### Your goal:
The job is to find each line in the entries holding the string "Local" and copy that line.

· · · · · · ·

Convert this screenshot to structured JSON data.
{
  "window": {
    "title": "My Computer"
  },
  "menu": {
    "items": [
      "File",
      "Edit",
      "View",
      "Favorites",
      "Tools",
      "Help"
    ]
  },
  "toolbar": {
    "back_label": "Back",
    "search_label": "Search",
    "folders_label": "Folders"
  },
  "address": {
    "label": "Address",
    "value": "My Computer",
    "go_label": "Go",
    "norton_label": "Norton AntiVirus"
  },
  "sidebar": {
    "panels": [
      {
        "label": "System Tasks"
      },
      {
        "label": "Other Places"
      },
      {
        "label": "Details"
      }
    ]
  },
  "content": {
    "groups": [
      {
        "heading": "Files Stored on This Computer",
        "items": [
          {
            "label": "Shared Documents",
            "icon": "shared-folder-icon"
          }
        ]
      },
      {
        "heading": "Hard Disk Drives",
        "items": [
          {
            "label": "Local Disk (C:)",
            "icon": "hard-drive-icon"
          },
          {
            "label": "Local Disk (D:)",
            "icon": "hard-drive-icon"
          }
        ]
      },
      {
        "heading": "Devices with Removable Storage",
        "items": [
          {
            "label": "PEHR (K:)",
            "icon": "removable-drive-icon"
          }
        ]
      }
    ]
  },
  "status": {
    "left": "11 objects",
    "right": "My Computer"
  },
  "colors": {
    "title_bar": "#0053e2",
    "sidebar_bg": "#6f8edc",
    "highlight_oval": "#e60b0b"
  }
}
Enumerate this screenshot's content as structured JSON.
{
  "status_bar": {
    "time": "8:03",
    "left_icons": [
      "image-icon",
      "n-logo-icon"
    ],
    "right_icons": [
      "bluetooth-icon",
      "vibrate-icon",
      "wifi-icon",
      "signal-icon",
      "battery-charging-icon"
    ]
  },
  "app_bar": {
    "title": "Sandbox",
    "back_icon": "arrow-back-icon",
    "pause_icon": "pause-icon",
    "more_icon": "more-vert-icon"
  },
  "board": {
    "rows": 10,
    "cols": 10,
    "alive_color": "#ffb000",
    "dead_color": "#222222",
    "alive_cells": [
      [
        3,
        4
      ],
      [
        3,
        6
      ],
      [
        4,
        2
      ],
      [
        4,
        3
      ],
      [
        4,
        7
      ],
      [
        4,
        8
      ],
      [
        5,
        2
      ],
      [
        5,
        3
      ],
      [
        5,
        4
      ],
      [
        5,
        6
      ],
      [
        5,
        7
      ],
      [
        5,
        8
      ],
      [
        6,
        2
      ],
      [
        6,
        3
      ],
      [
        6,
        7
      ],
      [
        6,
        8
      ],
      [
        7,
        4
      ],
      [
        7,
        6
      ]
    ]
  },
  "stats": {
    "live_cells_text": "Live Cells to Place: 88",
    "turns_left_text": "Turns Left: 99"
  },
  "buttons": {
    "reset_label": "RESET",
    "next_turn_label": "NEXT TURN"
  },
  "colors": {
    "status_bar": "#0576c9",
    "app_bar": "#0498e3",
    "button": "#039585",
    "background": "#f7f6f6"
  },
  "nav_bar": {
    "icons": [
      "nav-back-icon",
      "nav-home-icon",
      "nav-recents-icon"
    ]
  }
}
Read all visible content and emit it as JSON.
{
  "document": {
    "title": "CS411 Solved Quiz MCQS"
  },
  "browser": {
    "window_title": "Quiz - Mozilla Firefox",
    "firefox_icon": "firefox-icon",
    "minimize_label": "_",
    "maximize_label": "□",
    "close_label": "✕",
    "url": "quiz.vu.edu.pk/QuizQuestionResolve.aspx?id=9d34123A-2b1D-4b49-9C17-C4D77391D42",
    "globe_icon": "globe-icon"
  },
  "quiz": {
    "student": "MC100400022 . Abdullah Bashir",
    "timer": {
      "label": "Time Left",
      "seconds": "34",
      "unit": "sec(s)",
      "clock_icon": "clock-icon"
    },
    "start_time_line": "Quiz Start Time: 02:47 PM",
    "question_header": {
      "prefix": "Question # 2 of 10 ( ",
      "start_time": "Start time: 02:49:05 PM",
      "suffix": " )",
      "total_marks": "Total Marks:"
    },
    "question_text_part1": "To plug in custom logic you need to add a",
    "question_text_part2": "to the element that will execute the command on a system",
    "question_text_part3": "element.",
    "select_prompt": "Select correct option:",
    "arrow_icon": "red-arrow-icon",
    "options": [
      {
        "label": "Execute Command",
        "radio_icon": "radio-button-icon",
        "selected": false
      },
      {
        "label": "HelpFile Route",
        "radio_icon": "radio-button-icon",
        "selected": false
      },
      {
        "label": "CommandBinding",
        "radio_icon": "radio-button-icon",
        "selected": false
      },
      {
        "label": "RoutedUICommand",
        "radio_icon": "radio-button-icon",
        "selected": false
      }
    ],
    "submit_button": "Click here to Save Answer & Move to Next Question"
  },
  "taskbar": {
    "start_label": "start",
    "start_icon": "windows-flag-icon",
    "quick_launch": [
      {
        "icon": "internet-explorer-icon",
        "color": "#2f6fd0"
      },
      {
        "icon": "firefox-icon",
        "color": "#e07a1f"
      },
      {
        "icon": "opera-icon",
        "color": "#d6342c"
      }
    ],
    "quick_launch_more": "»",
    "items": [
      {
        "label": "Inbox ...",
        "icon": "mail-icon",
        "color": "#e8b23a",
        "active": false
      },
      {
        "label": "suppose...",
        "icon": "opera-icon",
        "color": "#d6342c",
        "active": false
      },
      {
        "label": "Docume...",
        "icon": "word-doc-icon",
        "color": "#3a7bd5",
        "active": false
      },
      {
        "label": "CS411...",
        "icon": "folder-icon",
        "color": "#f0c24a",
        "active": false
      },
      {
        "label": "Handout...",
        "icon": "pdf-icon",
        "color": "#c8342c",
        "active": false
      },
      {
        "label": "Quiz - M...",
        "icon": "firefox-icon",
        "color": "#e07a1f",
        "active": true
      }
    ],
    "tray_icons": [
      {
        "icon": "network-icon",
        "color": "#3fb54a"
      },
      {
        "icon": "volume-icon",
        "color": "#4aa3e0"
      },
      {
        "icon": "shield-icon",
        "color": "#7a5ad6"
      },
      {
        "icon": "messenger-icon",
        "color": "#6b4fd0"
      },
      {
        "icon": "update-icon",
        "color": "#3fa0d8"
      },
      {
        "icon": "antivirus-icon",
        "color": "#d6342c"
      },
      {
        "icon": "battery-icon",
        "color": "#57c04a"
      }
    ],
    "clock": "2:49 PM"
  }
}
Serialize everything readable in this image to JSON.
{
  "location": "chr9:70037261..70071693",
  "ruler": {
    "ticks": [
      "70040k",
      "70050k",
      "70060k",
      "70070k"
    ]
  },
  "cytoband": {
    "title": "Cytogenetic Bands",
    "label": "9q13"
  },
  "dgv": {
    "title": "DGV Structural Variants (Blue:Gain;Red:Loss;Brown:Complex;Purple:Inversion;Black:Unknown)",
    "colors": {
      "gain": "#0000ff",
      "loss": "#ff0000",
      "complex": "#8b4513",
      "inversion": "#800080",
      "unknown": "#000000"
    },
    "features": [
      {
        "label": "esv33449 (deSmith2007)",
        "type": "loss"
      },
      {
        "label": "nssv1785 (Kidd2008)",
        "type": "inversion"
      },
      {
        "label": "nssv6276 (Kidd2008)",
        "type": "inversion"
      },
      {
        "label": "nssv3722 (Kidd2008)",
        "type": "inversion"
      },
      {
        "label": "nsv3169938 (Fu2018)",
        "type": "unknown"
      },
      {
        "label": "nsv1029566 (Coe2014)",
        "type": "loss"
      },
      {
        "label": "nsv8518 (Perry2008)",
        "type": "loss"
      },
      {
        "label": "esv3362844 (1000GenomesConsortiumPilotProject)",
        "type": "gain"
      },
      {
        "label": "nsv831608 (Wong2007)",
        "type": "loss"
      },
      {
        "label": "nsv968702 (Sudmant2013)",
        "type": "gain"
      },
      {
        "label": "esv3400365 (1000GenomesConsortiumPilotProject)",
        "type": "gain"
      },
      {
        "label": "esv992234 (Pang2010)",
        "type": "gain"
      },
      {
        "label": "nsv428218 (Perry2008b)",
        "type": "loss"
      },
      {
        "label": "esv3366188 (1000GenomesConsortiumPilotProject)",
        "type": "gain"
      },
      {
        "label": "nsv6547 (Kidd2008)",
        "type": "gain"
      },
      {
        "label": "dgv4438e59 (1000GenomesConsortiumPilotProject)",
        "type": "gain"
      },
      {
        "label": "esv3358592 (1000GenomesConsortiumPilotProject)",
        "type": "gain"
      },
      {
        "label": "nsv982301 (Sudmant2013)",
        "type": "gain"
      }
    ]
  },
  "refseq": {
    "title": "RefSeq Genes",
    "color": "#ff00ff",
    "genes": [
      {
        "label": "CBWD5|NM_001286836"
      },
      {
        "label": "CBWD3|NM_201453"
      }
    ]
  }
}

· · · · · · ·

### Task result:
            "label": "Local Disk (C:)",
            "label": "Local Disk (D:)",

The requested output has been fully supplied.